Give, as a bare number, the count of lines that contain the word "surface".
[Start Provided data]
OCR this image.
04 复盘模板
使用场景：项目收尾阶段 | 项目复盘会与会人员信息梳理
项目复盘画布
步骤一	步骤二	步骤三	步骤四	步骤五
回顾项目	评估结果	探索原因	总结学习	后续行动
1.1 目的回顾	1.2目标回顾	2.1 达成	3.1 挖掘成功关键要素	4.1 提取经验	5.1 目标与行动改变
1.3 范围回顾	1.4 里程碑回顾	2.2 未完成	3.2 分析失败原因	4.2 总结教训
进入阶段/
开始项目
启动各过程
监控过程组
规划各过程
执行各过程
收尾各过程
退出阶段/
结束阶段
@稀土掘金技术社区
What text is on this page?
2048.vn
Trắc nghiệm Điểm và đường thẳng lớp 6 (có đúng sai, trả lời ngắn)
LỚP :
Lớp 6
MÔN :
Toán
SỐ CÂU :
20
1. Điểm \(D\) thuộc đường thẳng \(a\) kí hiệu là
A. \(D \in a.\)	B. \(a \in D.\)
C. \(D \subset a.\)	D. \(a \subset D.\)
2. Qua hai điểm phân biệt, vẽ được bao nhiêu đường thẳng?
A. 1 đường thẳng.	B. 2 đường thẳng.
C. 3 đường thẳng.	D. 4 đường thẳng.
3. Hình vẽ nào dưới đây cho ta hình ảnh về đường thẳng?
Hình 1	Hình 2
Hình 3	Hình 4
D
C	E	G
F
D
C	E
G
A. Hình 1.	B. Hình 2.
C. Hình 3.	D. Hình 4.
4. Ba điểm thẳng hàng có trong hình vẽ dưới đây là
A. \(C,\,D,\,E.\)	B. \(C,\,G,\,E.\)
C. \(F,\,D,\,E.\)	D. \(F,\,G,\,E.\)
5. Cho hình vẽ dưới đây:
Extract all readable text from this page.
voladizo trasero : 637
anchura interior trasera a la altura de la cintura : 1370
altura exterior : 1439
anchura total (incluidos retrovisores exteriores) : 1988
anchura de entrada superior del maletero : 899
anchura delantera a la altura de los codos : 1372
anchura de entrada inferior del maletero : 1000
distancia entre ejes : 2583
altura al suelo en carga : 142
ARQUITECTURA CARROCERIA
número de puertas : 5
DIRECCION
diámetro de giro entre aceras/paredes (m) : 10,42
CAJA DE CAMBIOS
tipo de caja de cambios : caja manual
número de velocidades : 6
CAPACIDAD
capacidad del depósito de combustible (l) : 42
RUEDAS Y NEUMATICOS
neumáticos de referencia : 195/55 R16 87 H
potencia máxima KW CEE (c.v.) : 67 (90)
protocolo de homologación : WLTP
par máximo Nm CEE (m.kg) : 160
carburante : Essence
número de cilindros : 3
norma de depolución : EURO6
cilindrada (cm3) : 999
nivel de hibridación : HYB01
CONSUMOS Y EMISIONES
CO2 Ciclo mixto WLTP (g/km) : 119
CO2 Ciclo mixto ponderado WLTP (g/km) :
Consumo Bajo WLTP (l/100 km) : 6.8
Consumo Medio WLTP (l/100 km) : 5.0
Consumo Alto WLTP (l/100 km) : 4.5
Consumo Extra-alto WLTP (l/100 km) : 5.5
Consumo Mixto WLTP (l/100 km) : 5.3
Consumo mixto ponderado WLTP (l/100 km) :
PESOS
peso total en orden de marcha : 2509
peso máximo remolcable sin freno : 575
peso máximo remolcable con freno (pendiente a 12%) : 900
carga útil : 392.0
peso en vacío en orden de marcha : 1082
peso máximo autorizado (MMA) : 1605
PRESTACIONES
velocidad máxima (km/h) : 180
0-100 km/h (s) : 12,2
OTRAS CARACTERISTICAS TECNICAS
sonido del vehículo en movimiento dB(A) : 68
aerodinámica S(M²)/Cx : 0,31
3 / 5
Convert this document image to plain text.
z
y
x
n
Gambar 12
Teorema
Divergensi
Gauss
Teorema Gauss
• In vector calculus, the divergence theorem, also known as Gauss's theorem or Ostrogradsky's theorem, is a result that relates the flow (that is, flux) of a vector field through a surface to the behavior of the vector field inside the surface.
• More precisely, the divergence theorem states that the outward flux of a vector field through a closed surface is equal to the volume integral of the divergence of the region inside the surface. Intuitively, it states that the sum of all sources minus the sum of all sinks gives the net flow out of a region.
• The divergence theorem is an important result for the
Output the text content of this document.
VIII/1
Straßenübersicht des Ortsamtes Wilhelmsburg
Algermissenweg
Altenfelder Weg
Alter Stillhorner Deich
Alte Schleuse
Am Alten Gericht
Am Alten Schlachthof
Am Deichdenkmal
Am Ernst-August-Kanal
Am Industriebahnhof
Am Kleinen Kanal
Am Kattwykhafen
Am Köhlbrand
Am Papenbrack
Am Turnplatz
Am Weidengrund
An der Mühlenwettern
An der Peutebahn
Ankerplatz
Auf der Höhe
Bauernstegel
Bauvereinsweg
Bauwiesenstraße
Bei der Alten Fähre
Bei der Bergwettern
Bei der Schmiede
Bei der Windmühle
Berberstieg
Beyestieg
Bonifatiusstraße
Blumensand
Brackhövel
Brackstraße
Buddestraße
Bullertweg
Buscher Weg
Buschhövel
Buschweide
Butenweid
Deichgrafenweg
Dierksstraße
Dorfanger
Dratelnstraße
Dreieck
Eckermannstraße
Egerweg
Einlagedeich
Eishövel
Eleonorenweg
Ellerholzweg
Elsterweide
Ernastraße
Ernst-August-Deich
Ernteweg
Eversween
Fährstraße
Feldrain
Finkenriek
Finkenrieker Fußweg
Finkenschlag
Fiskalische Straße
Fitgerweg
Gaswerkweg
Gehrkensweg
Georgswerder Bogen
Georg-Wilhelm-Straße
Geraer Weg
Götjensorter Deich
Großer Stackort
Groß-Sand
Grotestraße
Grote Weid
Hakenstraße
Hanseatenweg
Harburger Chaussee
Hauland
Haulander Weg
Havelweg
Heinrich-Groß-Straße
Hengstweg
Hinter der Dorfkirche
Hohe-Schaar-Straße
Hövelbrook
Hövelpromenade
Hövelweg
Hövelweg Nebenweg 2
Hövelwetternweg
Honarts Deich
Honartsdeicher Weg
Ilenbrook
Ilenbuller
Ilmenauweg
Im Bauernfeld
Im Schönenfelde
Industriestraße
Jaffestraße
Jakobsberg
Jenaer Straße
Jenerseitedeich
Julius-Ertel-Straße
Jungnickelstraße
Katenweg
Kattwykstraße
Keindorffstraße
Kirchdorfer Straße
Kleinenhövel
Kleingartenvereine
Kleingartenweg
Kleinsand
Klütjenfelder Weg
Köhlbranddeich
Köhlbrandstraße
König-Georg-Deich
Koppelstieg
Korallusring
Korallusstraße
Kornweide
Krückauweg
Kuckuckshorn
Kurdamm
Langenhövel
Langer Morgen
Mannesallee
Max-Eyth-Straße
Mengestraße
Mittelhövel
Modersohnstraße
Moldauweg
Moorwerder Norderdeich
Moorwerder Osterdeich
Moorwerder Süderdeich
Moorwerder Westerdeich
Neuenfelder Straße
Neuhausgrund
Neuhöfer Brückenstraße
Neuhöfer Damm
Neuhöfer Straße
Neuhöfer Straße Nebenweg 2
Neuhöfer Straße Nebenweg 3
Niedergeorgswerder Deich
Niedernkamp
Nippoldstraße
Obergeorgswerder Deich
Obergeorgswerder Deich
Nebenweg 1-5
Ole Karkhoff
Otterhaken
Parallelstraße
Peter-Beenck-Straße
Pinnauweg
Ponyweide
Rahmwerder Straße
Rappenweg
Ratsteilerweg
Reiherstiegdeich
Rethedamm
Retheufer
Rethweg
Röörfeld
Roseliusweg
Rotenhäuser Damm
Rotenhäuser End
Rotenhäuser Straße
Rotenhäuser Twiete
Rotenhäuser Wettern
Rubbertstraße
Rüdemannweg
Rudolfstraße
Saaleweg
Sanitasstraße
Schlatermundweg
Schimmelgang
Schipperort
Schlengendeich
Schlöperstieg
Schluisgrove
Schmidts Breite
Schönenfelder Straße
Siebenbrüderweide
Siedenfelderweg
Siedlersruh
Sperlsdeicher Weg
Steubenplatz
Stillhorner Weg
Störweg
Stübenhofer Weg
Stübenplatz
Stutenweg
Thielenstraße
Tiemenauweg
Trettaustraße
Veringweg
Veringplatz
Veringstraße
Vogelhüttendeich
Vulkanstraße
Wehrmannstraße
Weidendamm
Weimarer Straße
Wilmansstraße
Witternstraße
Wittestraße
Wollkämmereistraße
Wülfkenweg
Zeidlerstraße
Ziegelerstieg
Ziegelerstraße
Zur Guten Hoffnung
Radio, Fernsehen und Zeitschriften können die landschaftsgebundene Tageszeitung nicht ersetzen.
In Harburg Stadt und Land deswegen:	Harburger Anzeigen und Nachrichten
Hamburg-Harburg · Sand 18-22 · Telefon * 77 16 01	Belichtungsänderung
[End Provided data]
## Task output
2